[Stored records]
________________________
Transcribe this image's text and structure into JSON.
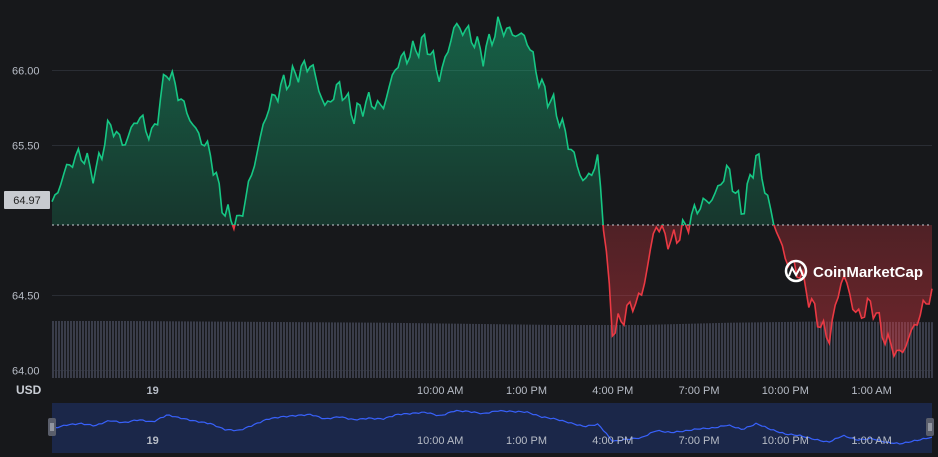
{
  "chart_data": {
    "type": "line",
    "title": "",
    "currency_label": "USD",
    "reference_price": 64.97,
    "reference_label": "64.97",
    "ylim": [
      63.95,
      66.35
    ],
    "y_ticks": [
      "66.00",
      "65.50",
      "64.50",
      "64.00"
    ],
    "x_ticks": [
      "19",
      "10:00 AM",
      "1:00 PM",
      "4:00 PM",
      "7:00 PM",
      "10:00 PM",
      "1:00 AM"
    ],
    "x_range_hours": [
      -3.5,
      27.1
    ],
    "watermark": "CoinMarketCap",
    "colors": {
      "up": "#16c784",
      "down": "#ea3943",
      "navigator": "#3861fb",
      "background": "#17181b"
    },
    "series": [
      {
        "x": [
          -3.5,
          -3.0,
          -2.5,
          -2.0,
          -1.5,
          -1.0,
          -0.5,
          0.0,
          0.5,
          1.0,
          1.5,
          2.0,
          2.5,
          3.0,
          3.5,
          4.0,
          4.5,
          5.0,
          5.5,
          6.0,
          6.5,
          7.0,
          7.5,
          8.0,
          8.5,
          9.0,
          9.5,
          10.0,
          10.5,
          11.0,
          11.5,
          12.0,
          12.5,
          13.0,
          13.5,
          14.0,
          14.5,
          15.0,
          15.5,
          16.0,
          16.5,
          17.0,
          17.5,
          18.0,
          18.5,
          19.0,
          19.5,
          20.0,
          20.5,
          21.0,
          21.5,
          22.0,
          22.5,
          23.0,
          23.5,
          24.0,
          24.5,
          25.0,
          25.5,
          26.0,
          26.5,
          27.0
        ],
        "values": [
          65.1,
          65.35,
          65.45,
          65.3,
          65.65,
          65.5,
          65.7,
          65.55,
          66.02,
          65.8,
          65.6,
          65.45,
          65.05,
          64.98,
          65.35,
          65.75,
          65.9,
          65.98,
          66.05,
          65.75,
          65.9,
          65.7,
          65.8,
          65.75,
          66.05,
          66.12,
          66.2,
          65.95,
          66.3,
          66.25,
          66.1,
          66.3,
          66.25,
          66.22,
          65.9,
          65.75,
          65.5,
          65.25,
          65.4,
          64.25,
          64.4,
          64.5,
          64.98,
          64.85,
          64.95,
          65.1,
          65.15,
          65.35,
          65.05,
          65.45,
          65.05,
          64.75,
          64.65,
          64.4,
          64.2,
          64.65,
          64.35,
          64.45,
          64.2,
          64.1,
          64.3,
          64.5
        ]
      }
    ],
    "volume": {
      "unit": "relative",
      "x": [
        -3.5,
        -1.0,
        2.0,
        5.0,
        8.0,
        11.0,
        14.0,
        17.0,
        20.0,
        23.0,
        27.0
      ],
      "values": [
        1.0,
        1.0,
        0.99,
        0.98,
        0.97,
        0.95,
        0.93,
        0.93,
        0.97,
        0.99,
        0.98
      ]
    },
    "grid": true,
    "legend": "none"
  }
}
________________________
* Task directions
All the records need to be repeated exactly, with the images dropped.

* Output for this exercise
Transcribe this image's text and structure into JSON.
{
  "chart_data": {
    "type": "line",
    "title": "",
    "currency_label": "USD",
    "reference_price": 64.97,
    "reference_label": "64.97",
    "ylim": [
      63.95,
      66.35
    ],
    "y_ticks": [
      "66.00",
      "65.50",
      "64.50",
      "64.00"
    ],
    "x_ticks": [
      "19",
      "10:00 AM",
      "1:00 PM",
      "4:00 PM",
      "7:00 PM",
      "10:00 PM",
      "1:00 AM"
    ],
    "x_range_hours": [
      -3.5,
      27.1
    ],
    "watermark": "CoinMarketCap",
    "colors": {
      "up": "#16c784",
      "down": "#ea3943",
      "navigator": "#3861fb",
      "background": "#17181b"
    },
    "series": [
      {
        "x": [
          -3.5,
          -3.0,
          -2.5,
          -2.0,
          -1.5,
          -1.0,
          -0.5,
          0.0,
          0.5,
          1.0,
          1.5,
          2.0,
          2.5,
          3.0,
          3.5,
          4.0,
          4.5,
          5.0,
          5.5,
          6.0,
          6.5,
          7.0,
          7.5,
          8.0,
          8.5,
          9.0,
          9.5,
          10.0,
          10.5,
          11.0,
          11.5,
          12.0,
          12.5,
          13.0,
          13.5,
          14.0,
          14.5,
          15.0,
          15.5,
          16.0,
          16.5,
          17.0,
          17.5,
          18.0,
          18.5,
          19.0,
          19.5,
          20.0,
          20.5,
          21.0,
          21.5,
          22.0,
          22.5,
          23.0,
          23.5,
          24.0,
          24.5,
          25.0,
          25.5,
          26.0,
          26.5,
          27.0
        ],
        "values": [
          65.1,
          65.35,
          65.45,
          65.3,
          65.65,
          65.5,
          65.7,
          65.55,
          66.02,
          65.8,
          65.6,
          65.45,
          65.05,
          64.98,
          65.35,
          65.75,
          65.9,
          65.98,
          66.05,
          65.75,
          65.9,
          65.7,
          65.8,
          65.75,
          66.05,
          66.12,
          66.2,
          65.95,
          66.3,
          66.25,
          66.1,
          66.3,
          66.25,
          66.22,
          65.9,
          65.75,
          65.5,
          65.25,
          65.4,
          64.25,
          64.4,
          64.5,
          64.98,
          64.85,
          64.95,
          65.1,
          65.15,
          65.35,
          65.05,
          65.45,
          65.05,
          64.75,
          64.65,
          64.4,
          64.2,
          64.65,
          64.35,
          64.45,
          64.2,
          64.1,
          64.3,
          64.5
        ]
      }
    ],
    "volume": {
      "unit": "relative",
      "x": [
        -3.5,
        -1.0,
        2.0,
        5.0,
        8.0,
        11.0,
        14.0,
        17.0,
        20.0,
        23.0,
        27.0
      ],
      "values": [
        1.0,
        1.0,
        0.99,
        0.98,
        0.97,
        0.95,
        0.93,
        0.93,
        0.97,
        0.99,
        0.98
      ]
    },
    "grid": true,
    "legend": "none"
  }
}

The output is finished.